• _TASK INSTRUCTIONS_
Tally the lines holding the word "Chart" and state the count by itself.
#### MATERIAL FOR THE TASK
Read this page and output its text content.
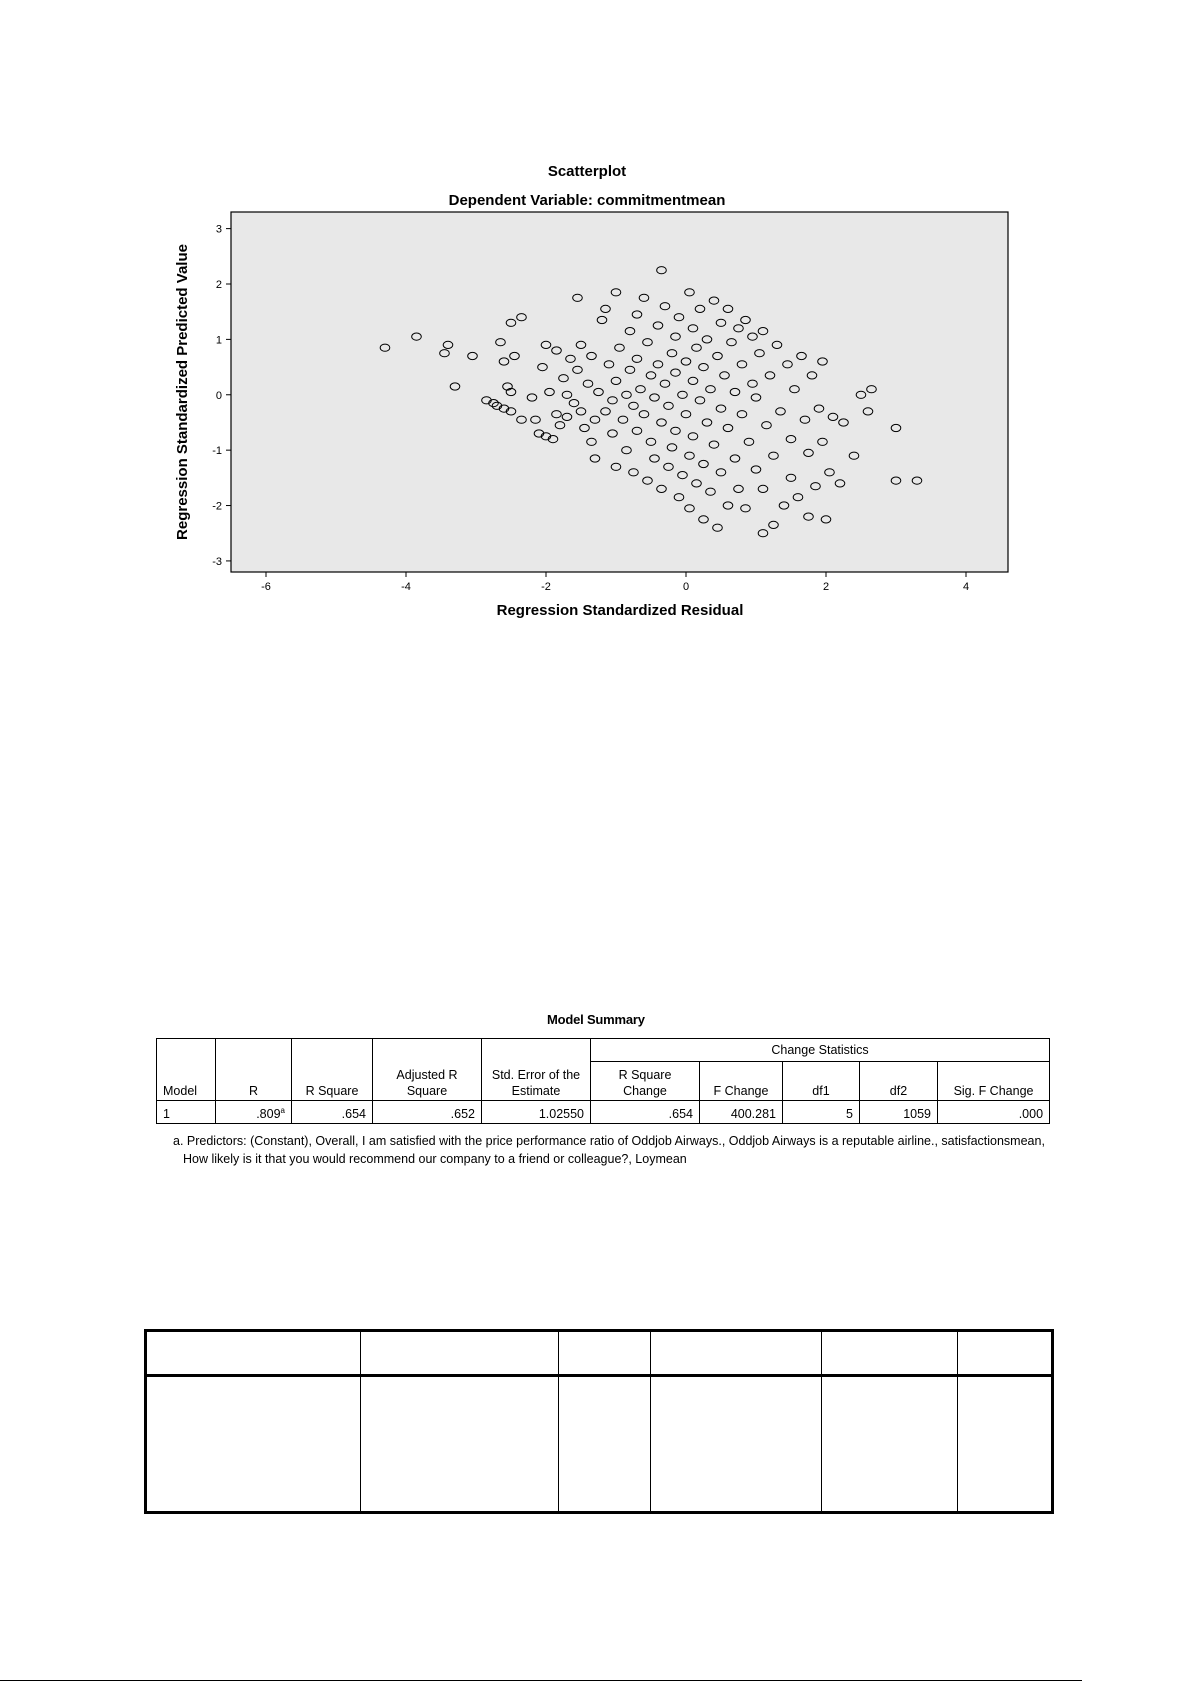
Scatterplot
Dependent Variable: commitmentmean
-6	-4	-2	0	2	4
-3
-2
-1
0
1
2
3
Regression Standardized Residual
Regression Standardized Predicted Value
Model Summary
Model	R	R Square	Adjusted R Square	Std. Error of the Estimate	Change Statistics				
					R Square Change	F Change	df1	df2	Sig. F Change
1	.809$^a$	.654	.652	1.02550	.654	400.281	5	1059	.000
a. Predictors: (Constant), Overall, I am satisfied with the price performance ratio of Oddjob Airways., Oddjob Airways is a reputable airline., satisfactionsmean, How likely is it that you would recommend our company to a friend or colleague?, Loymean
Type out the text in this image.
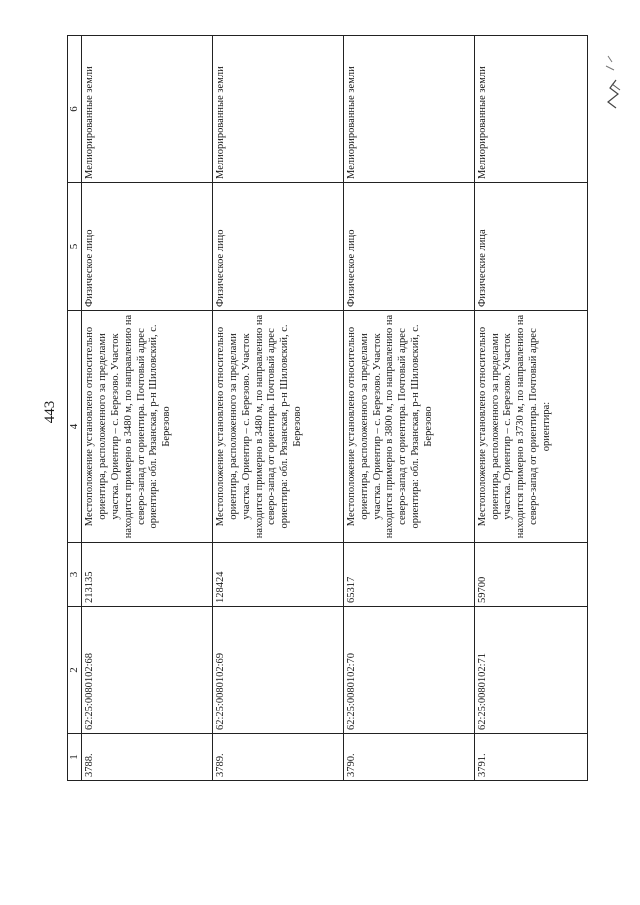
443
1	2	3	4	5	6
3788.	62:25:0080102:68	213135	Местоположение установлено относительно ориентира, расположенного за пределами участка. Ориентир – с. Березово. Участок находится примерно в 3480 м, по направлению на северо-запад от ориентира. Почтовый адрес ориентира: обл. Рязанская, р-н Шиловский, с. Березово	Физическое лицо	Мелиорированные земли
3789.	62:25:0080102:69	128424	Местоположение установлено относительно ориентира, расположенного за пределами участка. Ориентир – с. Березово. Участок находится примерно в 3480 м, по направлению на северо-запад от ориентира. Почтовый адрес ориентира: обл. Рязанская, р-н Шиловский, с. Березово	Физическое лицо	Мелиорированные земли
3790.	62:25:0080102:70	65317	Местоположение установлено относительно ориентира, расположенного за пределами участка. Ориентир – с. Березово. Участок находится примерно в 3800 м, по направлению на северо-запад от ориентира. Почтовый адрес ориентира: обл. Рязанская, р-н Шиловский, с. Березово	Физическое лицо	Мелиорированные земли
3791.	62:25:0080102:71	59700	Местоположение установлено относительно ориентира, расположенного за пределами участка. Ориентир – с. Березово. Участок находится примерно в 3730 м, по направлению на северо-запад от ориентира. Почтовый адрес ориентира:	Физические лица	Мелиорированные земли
########
#### MATERIAL FOR THE TASK
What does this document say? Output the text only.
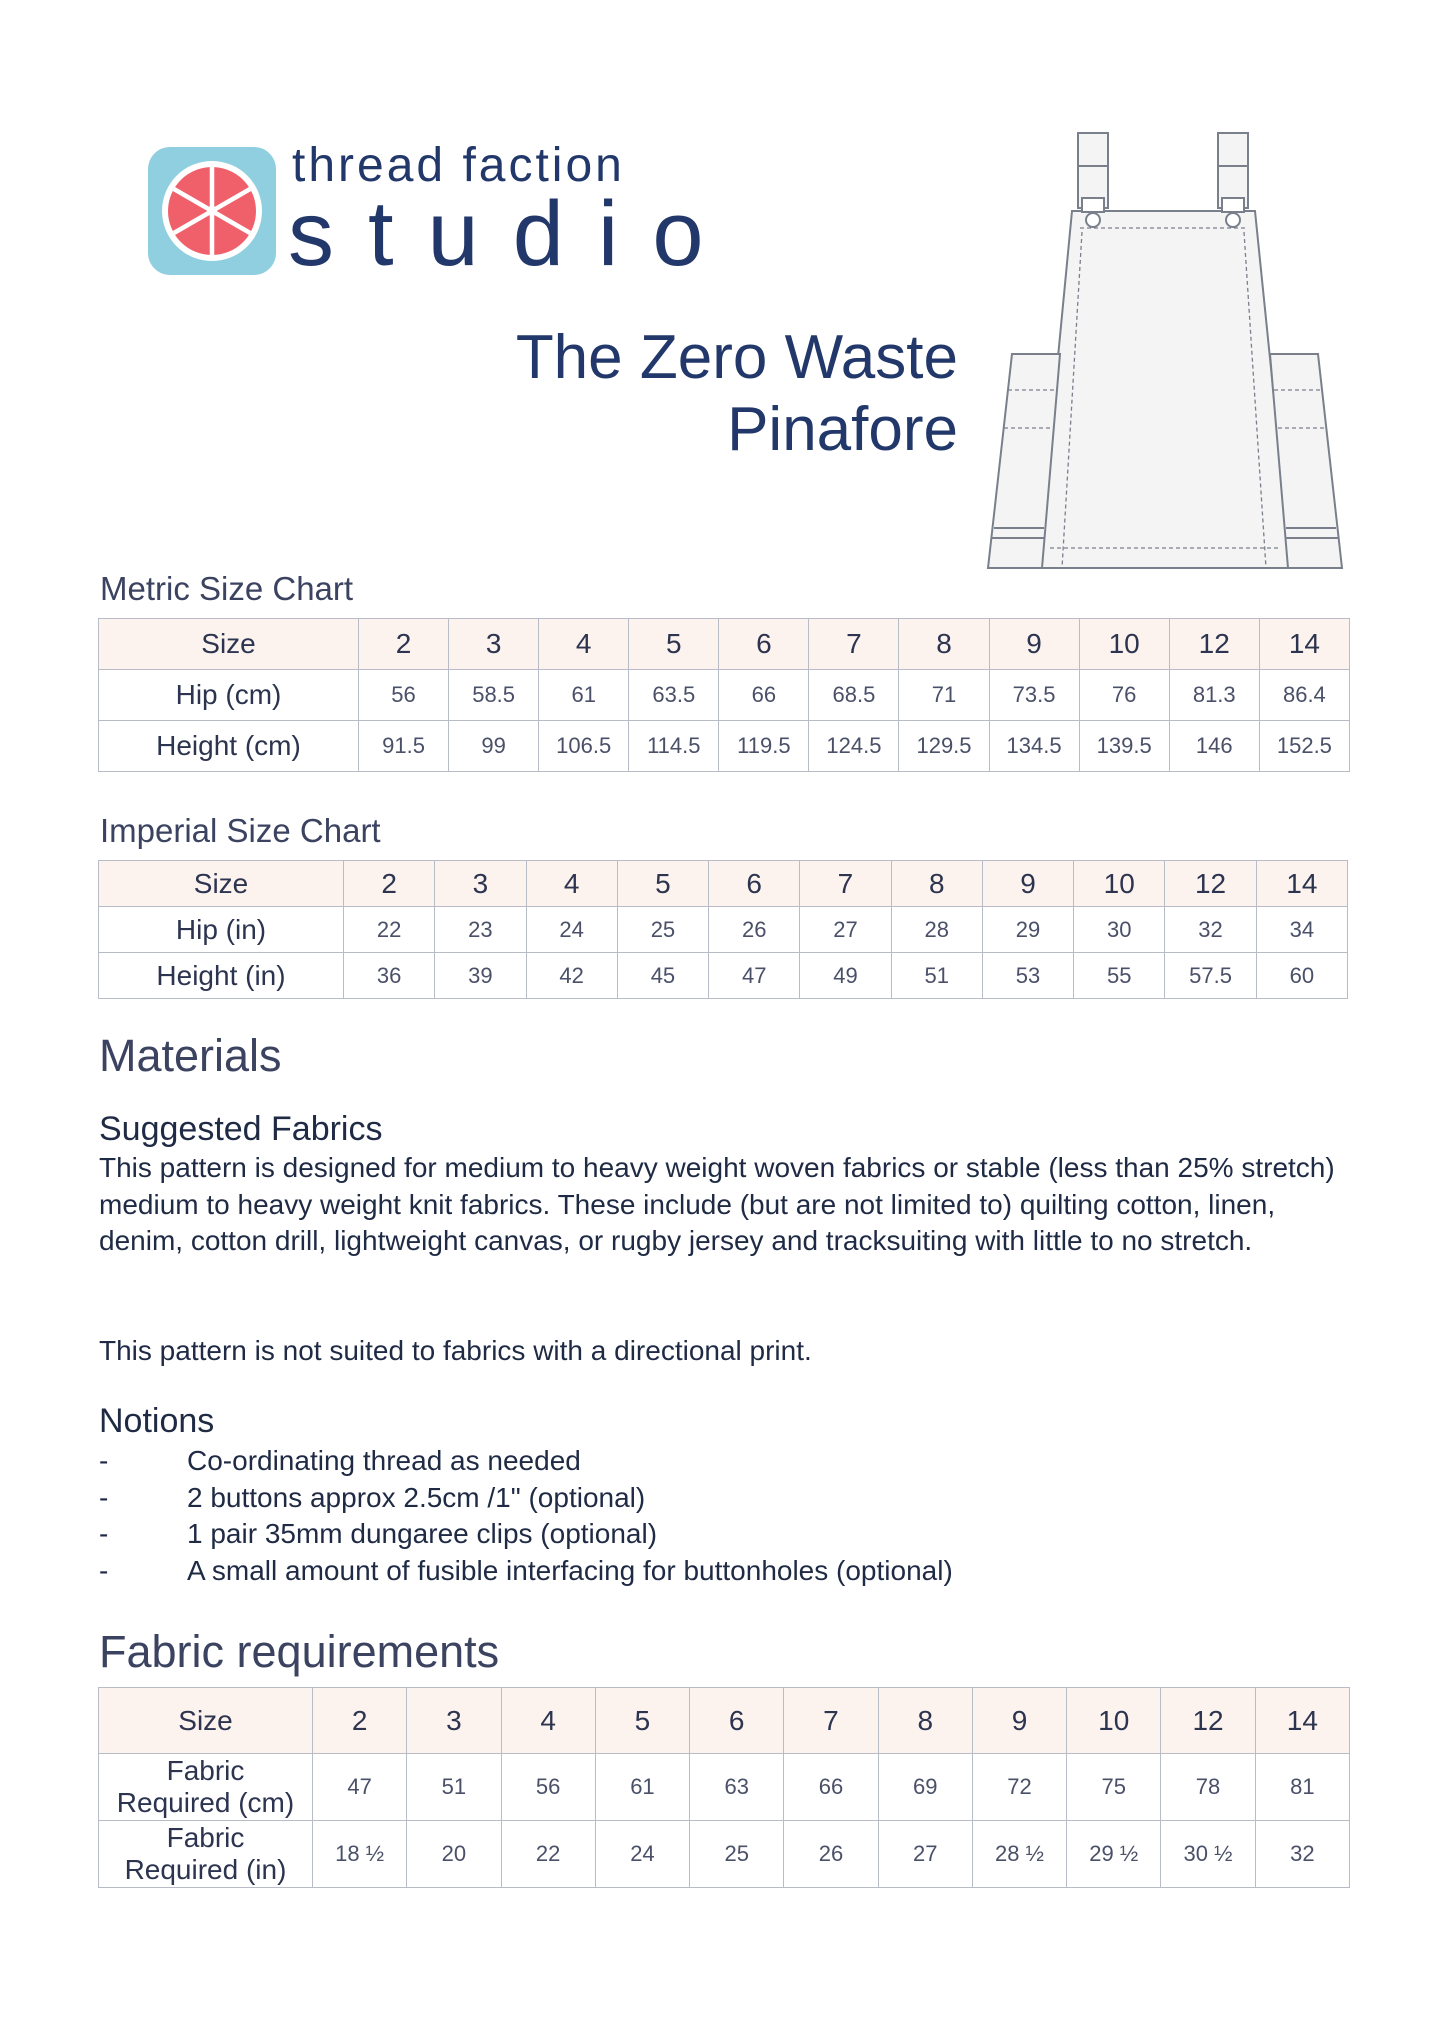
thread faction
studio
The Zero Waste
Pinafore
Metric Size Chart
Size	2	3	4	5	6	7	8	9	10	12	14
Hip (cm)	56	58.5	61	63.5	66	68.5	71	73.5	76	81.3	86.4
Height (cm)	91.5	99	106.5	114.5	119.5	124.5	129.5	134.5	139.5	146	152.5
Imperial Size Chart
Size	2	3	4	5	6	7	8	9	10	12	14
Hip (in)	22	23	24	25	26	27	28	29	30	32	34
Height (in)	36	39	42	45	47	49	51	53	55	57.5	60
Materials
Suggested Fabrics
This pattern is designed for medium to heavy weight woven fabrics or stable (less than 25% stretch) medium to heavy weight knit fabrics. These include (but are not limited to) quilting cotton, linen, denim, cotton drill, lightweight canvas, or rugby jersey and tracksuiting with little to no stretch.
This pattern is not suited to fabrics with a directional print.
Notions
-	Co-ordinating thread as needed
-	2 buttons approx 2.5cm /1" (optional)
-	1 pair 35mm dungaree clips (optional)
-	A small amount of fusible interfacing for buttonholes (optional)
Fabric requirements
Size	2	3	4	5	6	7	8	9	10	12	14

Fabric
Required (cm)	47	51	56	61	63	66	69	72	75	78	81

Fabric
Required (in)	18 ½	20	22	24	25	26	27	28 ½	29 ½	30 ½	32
########
#### MATERIAL FOR THE TASK
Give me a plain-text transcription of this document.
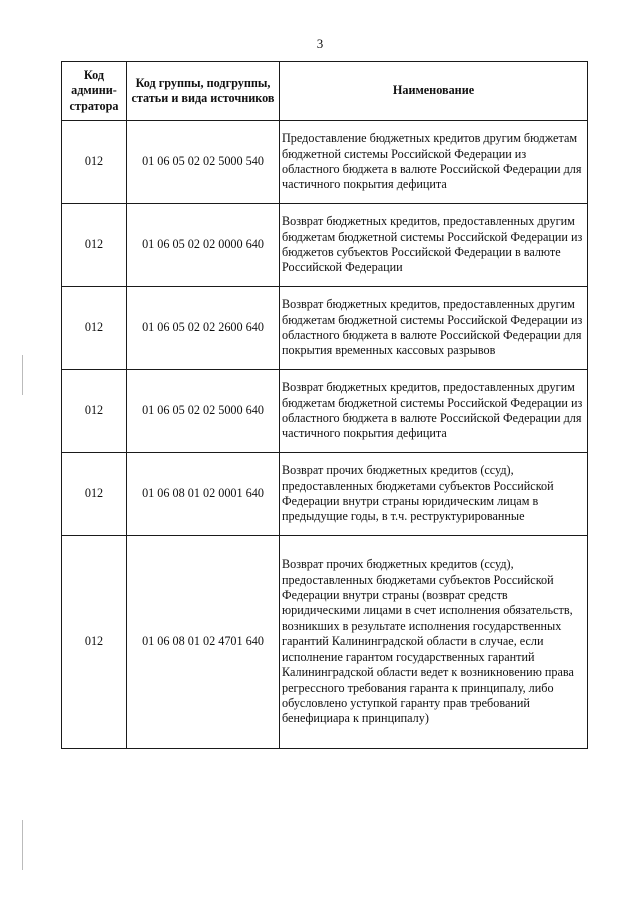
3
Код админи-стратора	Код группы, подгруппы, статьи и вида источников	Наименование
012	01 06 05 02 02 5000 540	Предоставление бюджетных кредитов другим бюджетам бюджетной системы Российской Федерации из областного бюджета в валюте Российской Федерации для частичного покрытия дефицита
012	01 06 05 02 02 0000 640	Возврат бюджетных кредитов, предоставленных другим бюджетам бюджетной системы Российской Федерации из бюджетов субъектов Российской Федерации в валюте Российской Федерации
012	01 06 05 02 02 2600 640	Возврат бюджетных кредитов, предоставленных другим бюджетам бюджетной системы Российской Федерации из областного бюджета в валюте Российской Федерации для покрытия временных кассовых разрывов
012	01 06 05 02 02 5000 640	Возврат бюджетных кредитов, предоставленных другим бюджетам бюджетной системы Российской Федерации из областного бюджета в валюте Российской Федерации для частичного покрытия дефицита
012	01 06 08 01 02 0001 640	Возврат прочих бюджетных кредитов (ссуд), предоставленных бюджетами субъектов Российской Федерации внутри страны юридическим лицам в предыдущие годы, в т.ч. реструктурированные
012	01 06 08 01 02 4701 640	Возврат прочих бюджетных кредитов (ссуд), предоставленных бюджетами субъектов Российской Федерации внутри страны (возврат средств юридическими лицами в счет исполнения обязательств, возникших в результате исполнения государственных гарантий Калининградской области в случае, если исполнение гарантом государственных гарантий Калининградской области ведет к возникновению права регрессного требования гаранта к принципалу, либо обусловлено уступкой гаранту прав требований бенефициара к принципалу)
########
• _COMPLETED EXERCISE_
2